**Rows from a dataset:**
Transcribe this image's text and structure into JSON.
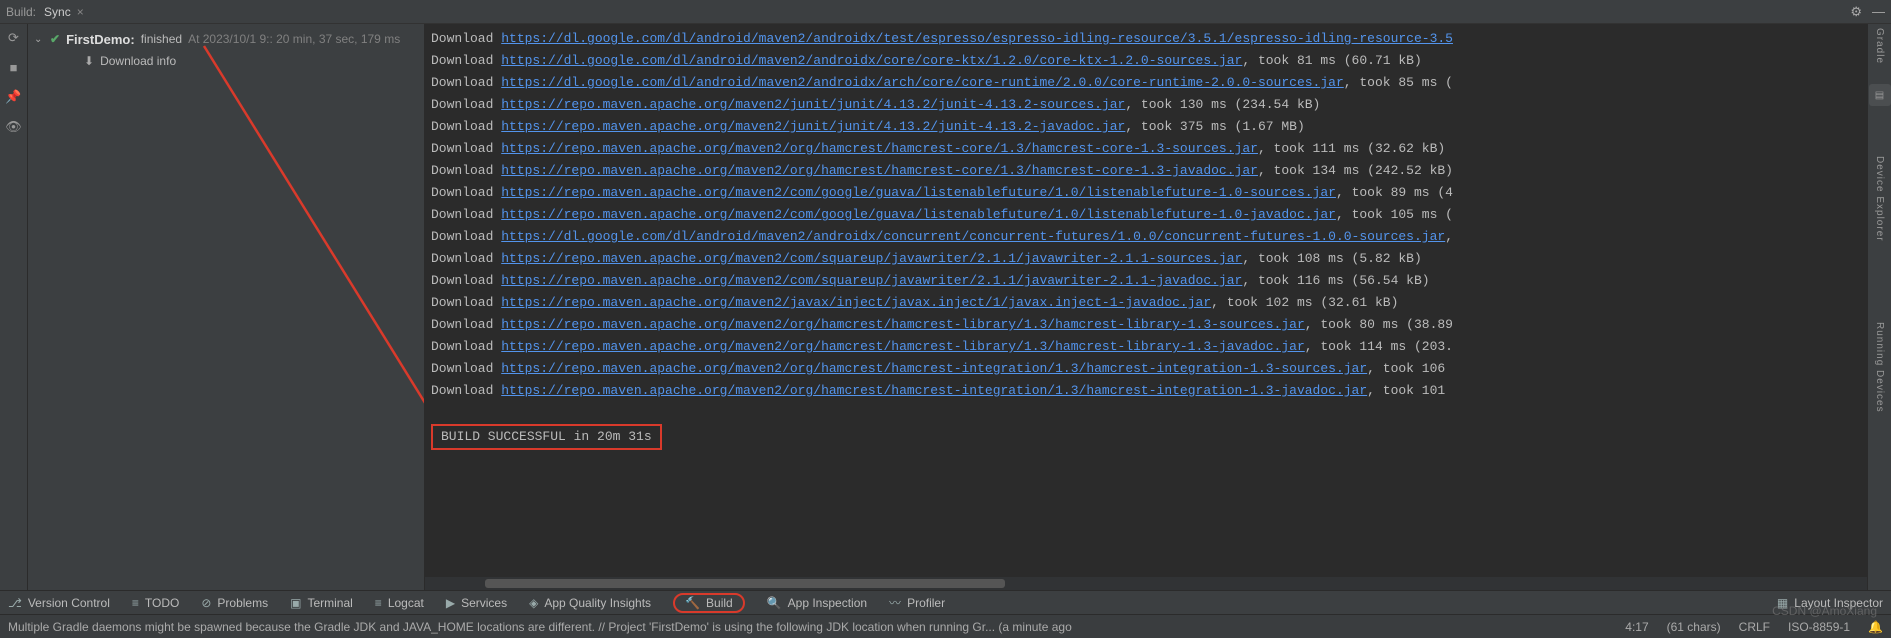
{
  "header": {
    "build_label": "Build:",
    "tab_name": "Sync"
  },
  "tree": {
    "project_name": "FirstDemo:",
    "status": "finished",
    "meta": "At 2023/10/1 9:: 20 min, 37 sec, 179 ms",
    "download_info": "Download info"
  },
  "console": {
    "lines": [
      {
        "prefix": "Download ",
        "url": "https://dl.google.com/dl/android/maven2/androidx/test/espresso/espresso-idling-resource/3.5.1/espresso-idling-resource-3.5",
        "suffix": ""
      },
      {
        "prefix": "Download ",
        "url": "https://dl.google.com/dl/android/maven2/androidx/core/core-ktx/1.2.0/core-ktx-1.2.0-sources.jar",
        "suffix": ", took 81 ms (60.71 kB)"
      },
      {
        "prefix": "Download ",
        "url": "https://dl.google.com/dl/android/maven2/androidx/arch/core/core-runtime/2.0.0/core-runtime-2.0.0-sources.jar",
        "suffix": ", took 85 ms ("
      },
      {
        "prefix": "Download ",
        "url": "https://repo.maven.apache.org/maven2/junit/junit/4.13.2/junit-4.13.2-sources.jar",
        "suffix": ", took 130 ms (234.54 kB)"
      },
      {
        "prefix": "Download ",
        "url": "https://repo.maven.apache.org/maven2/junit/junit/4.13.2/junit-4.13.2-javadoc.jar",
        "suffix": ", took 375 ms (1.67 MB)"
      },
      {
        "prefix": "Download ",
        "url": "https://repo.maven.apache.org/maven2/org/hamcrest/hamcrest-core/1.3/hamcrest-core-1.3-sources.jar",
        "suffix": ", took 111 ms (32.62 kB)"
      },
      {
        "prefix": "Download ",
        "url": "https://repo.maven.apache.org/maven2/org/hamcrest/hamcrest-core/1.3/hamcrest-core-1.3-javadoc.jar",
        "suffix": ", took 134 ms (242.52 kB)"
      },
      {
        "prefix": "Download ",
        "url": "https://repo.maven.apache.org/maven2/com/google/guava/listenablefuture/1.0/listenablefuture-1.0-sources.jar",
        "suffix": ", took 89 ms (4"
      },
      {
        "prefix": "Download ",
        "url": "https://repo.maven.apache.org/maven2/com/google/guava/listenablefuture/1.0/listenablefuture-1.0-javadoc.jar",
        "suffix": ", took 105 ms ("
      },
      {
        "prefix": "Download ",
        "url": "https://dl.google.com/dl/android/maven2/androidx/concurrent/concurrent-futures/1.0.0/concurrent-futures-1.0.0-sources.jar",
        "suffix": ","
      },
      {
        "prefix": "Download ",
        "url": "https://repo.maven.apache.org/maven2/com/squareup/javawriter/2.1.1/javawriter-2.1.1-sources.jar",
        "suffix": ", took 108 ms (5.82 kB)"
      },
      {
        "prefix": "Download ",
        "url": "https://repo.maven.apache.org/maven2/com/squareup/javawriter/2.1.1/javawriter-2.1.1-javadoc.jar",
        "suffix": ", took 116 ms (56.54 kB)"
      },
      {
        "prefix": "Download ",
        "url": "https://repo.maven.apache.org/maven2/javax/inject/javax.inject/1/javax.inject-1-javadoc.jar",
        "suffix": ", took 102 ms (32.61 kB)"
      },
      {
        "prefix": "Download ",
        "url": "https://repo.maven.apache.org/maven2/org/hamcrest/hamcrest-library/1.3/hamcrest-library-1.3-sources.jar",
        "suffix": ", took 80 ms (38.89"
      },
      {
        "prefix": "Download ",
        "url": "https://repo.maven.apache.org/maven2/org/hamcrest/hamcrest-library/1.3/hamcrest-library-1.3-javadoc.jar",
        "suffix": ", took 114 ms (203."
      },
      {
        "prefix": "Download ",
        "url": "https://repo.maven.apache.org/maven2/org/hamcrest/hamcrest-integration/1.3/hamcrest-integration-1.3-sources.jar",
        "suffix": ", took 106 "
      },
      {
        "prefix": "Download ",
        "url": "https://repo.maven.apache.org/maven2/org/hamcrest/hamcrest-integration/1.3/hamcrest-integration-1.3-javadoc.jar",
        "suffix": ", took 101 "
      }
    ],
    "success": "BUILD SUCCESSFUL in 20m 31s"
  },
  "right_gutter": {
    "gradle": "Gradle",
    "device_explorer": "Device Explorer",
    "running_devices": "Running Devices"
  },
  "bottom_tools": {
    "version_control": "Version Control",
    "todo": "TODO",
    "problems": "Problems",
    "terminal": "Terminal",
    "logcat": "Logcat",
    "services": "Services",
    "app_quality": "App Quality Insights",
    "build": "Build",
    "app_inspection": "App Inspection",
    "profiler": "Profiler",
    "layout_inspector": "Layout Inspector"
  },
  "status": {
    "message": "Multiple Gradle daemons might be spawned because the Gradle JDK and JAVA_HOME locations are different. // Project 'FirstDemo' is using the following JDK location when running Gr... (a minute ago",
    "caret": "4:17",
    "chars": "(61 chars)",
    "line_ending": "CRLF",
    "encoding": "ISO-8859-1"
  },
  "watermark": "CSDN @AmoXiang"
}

---

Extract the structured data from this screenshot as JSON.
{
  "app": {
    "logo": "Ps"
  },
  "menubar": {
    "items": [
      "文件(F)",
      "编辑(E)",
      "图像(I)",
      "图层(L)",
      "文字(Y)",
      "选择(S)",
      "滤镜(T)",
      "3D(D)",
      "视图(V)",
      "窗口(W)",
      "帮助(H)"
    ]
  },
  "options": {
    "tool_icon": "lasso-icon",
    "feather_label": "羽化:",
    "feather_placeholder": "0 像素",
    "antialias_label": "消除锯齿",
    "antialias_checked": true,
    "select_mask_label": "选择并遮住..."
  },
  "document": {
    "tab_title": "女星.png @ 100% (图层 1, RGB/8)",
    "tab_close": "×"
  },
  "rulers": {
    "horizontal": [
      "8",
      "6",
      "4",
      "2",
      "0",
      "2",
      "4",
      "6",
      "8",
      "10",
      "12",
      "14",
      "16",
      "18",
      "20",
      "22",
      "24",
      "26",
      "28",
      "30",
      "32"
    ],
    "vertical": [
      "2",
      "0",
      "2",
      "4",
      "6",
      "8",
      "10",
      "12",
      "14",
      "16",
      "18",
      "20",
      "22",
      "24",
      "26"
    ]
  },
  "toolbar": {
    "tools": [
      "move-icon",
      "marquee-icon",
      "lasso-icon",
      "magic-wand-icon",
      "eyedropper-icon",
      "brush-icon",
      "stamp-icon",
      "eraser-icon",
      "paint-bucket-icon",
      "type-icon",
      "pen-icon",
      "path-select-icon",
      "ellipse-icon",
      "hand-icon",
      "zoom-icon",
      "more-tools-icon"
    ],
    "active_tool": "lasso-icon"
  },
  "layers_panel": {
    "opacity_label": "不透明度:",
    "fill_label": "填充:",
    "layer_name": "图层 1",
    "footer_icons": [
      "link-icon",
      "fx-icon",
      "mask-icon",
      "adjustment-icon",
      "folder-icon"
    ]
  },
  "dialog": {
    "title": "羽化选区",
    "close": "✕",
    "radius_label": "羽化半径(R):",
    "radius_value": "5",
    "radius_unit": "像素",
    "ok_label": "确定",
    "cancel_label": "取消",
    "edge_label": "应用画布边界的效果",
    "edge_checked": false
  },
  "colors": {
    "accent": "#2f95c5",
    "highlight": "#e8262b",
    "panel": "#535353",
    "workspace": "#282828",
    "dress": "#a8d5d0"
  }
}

**What this task involves:** Using the data above, copy each line that contains "listenablefuture".

**Result for this task:**
        "url": "https://repo.maven.apache.org/maven2/com/google/guava/listenablefuture/1.0/listenablefuture-1.0-sources.jar",
        "url": "https://repo.maven.apache.org/maven2/com/google/guava/listenablefuture/1.0/listenablefuture-1.0-javadoc.jar",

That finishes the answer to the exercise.